─── DATASET

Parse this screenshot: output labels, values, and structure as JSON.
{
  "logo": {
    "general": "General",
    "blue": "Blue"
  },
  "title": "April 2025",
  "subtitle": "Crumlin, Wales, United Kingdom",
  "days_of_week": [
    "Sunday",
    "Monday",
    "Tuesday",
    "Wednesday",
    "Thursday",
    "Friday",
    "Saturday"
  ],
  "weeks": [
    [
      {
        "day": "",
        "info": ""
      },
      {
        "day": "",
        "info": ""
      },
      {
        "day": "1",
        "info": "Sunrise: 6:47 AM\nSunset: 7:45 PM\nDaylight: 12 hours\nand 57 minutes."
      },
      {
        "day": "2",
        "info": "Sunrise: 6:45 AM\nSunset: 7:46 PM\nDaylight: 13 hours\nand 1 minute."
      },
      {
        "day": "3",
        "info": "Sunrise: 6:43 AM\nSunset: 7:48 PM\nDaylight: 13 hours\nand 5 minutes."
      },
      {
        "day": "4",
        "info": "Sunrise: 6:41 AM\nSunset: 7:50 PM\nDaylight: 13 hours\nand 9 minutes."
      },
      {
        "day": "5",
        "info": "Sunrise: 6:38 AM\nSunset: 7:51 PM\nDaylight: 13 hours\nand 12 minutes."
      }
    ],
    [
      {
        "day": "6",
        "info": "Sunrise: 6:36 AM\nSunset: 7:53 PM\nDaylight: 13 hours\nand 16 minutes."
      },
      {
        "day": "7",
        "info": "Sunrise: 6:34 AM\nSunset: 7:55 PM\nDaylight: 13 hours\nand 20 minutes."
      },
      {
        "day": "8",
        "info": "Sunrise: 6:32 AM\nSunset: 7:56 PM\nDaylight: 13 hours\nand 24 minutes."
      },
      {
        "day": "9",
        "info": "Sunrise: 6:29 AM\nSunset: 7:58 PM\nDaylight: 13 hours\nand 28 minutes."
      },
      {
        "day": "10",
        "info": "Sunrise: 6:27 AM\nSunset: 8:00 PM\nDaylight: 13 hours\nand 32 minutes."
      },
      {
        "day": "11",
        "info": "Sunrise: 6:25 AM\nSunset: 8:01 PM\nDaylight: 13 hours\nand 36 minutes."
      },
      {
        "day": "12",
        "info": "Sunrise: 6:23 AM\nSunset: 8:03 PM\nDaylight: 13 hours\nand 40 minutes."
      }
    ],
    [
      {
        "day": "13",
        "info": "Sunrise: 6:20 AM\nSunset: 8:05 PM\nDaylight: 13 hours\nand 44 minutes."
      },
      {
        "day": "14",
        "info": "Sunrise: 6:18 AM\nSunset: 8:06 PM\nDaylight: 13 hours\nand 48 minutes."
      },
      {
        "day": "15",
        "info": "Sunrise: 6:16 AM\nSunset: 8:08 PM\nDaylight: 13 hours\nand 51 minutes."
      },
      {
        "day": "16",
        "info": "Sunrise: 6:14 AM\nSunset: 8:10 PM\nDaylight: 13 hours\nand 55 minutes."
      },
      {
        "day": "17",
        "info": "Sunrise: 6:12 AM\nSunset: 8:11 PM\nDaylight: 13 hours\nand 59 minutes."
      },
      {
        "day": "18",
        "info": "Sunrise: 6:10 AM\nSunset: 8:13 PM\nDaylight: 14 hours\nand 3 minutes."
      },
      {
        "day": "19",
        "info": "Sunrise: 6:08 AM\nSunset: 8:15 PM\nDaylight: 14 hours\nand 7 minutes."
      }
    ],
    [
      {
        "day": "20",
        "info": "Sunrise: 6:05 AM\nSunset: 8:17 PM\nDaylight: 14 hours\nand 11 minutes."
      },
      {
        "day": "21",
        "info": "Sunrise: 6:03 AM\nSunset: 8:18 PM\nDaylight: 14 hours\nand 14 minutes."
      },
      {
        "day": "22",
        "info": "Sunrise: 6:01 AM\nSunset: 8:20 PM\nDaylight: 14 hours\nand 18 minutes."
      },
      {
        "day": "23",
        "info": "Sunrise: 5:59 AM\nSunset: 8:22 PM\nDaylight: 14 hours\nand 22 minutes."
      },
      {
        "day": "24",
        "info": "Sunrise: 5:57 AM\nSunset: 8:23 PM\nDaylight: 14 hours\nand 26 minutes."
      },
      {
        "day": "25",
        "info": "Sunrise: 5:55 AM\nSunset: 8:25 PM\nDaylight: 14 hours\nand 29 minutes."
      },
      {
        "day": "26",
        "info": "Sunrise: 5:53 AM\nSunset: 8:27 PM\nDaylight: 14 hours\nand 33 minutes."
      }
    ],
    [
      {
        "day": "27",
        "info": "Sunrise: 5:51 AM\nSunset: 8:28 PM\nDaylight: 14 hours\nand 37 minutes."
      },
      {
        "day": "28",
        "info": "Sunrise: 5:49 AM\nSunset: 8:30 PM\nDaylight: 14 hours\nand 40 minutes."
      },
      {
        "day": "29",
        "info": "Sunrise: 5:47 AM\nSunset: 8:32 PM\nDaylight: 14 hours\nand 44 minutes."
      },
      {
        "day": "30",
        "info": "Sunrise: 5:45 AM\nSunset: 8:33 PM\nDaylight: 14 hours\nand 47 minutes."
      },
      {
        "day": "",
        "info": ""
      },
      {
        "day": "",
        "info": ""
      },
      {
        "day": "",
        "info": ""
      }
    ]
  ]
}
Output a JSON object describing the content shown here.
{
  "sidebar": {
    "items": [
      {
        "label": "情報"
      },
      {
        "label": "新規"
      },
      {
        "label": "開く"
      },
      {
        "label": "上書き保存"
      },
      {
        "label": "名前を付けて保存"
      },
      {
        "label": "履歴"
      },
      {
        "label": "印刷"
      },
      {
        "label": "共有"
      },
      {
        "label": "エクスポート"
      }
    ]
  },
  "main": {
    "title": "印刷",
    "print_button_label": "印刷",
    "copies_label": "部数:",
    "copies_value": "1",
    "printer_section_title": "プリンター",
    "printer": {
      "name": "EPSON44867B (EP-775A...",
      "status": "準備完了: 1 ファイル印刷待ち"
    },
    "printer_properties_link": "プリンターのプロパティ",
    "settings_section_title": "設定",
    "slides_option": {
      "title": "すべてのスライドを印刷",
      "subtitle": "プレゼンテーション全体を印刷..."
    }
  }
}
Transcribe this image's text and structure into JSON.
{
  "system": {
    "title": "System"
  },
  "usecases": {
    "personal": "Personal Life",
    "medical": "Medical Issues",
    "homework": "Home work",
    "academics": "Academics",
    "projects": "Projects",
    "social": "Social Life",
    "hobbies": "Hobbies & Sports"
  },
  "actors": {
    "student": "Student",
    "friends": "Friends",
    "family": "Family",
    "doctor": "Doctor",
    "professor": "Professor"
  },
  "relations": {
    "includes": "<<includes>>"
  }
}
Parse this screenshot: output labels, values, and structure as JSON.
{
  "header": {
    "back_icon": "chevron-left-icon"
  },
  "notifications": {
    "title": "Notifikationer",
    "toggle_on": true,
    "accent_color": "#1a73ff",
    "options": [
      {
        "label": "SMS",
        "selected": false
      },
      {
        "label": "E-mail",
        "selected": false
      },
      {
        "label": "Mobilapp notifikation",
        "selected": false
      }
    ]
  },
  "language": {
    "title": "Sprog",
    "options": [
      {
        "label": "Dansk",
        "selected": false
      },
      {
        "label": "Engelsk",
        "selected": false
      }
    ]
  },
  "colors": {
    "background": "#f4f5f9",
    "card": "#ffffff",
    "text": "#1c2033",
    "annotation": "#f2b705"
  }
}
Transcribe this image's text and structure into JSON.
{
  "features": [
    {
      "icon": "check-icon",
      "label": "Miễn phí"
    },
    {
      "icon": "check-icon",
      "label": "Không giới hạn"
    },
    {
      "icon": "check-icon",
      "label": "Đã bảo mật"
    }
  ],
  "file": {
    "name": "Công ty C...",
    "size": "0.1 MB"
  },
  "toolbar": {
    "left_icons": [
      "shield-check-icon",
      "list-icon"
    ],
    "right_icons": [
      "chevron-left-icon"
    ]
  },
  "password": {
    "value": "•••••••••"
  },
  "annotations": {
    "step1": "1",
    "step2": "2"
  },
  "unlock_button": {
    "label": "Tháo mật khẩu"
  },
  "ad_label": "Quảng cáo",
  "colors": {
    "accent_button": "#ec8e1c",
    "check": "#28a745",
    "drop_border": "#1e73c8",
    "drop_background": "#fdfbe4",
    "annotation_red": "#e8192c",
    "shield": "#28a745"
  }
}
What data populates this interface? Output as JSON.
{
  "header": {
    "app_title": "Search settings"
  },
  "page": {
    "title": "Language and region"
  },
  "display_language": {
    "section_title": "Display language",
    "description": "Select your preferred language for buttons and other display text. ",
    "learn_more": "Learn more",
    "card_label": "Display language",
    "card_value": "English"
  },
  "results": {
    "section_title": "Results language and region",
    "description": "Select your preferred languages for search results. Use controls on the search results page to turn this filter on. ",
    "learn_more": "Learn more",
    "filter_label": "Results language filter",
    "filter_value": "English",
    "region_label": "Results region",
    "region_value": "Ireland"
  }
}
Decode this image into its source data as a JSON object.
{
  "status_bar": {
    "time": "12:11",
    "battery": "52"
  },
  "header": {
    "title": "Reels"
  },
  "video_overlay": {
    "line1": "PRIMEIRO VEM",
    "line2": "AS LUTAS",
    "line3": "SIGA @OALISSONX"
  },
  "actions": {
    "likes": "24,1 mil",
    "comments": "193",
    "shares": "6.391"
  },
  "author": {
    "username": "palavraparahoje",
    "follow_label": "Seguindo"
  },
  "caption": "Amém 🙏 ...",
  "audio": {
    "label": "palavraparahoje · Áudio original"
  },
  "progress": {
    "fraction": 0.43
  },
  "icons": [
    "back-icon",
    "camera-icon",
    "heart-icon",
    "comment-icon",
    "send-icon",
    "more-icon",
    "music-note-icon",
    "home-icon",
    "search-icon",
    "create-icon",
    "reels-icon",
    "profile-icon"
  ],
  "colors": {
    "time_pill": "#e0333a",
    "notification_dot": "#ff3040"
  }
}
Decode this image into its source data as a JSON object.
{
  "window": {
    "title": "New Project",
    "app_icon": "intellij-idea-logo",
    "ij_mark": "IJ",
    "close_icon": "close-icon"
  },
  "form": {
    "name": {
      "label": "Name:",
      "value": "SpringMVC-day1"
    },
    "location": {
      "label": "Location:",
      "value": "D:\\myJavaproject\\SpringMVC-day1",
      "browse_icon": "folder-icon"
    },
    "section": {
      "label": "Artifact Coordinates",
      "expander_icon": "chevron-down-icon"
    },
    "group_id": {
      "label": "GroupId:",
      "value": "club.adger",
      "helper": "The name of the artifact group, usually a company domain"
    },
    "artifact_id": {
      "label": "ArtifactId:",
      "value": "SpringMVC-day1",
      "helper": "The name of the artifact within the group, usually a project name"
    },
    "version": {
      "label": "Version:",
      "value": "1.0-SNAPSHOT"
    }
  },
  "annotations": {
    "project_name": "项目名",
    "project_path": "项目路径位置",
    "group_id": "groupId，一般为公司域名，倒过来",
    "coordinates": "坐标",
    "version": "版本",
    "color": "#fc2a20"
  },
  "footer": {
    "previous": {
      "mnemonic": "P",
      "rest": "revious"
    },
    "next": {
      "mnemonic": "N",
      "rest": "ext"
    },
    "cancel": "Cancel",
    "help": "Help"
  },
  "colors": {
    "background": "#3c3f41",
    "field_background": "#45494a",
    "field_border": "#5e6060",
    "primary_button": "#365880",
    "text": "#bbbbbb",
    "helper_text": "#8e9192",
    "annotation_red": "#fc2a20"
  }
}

──────

Return all lines containing "chevron".

    "back_icon": "chevron-left-icon"
      "chevron-left-icon"
      "expander_icon": "chevron-down-icon"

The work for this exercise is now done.